▶ Given task: Search the records for the word "Anmelden" and report each line that has it.

=-=-=

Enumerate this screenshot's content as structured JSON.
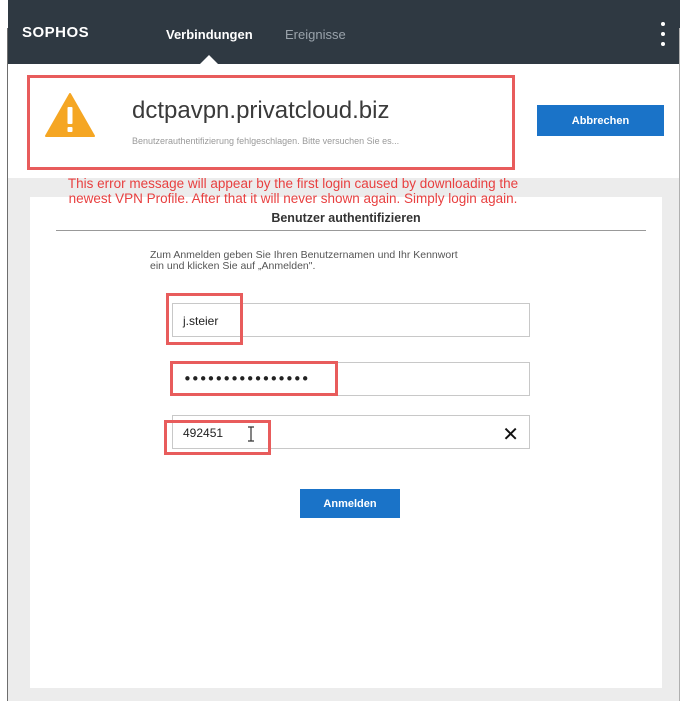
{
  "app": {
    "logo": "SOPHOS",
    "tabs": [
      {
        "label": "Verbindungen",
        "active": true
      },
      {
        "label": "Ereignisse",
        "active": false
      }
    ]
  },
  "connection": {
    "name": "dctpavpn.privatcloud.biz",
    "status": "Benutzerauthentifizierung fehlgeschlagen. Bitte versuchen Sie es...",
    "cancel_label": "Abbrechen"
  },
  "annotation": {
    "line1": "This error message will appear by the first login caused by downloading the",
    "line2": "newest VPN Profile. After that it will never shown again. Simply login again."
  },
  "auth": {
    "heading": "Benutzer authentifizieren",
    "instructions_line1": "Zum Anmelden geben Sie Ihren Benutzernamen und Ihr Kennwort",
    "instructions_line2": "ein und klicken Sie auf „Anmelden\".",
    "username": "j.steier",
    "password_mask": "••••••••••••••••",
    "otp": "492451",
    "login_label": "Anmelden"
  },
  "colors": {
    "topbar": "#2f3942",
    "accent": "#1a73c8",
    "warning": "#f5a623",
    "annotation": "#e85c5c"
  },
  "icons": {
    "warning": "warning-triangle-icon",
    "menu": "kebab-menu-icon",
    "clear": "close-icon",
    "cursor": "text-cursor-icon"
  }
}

=-=-=

▶ Output for this exercise:
    "instructions_line1": "Zum Anmelden geben Sie Ihren Benutzernamen und Ihr Kennwort",
    "instructions_line2": "ein und klicken Sie auf „Anmelden\".",
    "login_label": "Anmelden"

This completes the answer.